§ **SET PROBLEM 1**
Translate into Spanish this sentence from the comment thread below: "Also SCSI drives usually have lower areal densities so they need more disks and heads."
§ **SET PROBLEM 2**
Duplicate everything in the comment thread below, from "we didn't have" down to "(figures from pricewatch)".
§ **SET PROBLEM 3**
Summarize the comment thread below in two sentences.

§ **EXCERPT TO READ**

6 of 173 comments (clear)

  1. back in my day by acomj · · Score: 5

    we didn't have these fancy namby pampy hard drives. We had cassete tape recorders to load and save programs.. And we liked it..

    Now I feel old.

  2. But at what price? by technomancerX · · Score: 5

    Very nice... now how about some price comparisons:

    IBM 20GB 75 GXP $136
    IBM 60GB 75 GXP $417
    Seagate 18.4GB X15 $482

    (figures from pricewatch)

    So that's over 3x the capacity for LESS THAN the
    same price... SCSI rocks if money is no object,
    but it'll still be a while before I build a PC
    with it...

    .technomancer

    --
    .technomancer
  3. Re:WHY the absurd price differential? by Anonymous Coward · · Score: 5

    I used to write SCSI firmware and the reason SCSI drives cost more is this, they have more features and functionality, fewer SCSI drives are sold each year causing parts to cost more. Also SCSI drives usually have lower areal densities so they need more disks and heads.

§ **DATASET EXTRACT**
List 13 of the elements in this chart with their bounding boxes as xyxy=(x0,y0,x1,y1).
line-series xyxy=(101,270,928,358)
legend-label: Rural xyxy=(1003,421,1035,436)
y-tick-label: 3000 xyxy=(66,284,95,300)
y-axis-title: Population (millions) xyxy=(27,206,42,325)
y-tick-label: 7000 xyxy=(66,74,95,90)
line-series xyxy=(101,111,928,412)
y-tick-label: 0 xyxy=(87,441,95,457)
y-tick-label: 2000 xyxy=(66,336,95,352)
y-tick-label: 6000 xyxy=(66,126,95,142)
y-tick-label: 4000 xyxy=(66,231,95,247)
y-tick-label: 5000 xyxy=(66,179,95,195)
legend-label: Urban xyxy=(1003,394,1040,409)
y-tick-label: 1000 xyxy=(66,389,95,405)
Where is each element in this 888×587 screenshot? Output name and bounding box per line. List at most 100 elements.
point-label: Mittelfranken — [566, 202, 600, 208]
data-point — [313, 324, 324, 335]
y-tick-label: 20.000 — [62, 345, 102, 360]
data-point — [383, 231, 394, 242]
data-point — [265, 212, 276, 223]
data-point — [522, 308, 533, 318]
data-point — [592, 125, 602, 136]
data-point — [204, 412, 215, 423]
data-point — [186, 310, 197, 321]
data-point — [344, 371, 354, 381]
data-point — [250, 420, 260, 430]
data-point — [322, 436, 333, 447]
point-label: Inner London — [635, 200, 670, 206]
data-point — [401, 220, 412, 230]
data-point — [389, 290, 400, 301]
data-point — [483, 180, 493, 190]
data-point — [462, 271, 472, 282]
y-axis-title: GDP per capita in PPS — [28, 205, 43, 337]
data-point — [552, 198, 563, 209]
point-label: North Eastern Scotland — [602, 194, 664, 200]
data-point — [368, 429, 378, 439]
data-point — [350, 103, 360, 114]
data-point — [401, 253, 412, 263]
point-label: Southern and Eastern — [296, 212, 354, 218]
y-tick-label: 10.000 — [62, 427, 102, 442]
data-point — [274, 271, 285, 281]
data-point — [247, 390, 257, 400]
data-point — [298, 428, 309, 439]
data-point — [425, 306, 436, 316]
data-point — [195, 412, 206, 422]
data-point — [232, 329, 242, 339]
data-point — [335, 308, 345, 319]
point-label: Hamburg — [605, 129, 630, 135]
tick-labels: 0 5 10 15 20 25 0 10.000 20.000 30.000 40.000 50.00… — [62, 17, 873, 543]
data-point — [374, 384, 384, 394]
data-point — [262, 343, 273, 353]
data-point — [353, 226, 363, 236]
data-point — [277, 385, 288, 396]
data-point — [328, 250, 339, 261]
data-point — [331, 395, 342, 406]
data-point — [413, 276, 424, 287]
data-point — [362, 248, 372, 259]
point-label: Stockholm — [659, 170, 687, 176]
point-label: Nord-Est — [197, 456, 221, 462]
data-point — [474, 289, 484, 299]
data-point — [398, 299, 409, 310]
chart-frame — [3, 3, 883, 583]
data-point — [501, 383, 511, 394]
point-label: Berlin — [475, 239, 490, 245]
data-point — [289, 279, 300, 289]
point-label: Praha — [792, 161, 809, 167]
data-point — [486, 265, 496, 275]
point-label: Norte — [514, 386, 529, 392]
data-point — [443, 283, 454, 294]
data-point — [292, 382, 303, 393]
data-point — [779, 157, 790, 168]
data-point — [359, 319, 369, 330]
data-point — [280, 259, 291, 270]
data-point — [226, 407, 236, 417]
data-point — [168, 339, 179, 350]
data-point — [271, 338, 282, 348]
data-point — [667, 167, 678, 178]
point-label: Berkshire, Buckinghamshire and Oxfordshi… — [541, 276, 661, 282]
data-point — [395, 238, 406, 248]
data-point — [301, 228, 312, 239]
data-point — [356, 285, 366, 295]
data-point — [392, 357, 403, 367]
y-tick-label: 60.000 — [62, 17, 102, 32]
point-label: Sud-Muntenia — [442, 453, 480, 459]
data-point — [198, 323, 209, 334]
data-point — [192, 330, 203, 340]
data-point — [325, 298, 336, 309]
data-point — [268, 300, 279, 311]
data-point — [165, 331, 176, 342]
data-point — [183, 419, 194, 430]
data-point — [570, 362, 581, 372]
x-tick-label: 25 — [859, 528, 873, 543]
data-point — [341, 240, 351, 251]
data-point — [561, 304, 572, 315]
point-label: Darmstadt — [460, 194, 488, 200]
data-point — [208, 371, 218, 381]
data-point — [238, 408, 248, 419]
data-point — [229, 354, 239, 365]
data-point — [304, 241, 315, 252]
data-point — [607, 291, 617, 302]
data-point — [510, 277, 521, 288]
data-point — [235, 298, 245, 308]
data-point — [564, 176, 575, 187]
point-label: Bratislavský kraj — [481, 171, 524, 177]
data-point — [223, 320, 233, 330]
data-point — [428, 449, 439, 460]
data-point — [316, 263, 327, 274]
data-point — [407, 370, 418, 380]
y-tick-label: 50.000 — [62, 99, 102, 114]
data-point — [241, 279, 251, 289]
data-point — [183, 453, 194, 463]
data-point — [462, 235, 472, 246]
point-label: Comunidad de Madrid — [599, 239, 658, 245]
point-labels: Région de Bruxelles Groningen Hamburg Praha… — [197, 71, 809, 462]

§ **TASK SOLUTION 1**
Además, los discos SCSI suelen tener densidades de área más bajas, por lo que necesitan más discos y cabezales.

§ **TASK SOLUTION 2**
we didn't have these fancy namby pampy hard drives. We had cassete tape recorders to load and save programs.. And we liked it..

    Now I feel old.

  2. But at what price? by technomancerX · · Score: 5

    Very nice... now how about some price comparisons:

    IBM 20GB 75 GXP $136
    IBM 60GB 75 GXP $417
    Seagate 18.4GB X15 $482

    (figures from pricewatch)

§ **TASK SOLUTION 3**
One commenter recalls using cassette tape recorders to load and save programs, while another cites pricewatch figures showing an IBM drive with over three times the capacity of a Seagate SCSI drive for less money. A former SCSI firmware writer explains that SCSI drives cost more because they have more features, fewer of them are sold each year, and their lower areal densities require more disks and heads.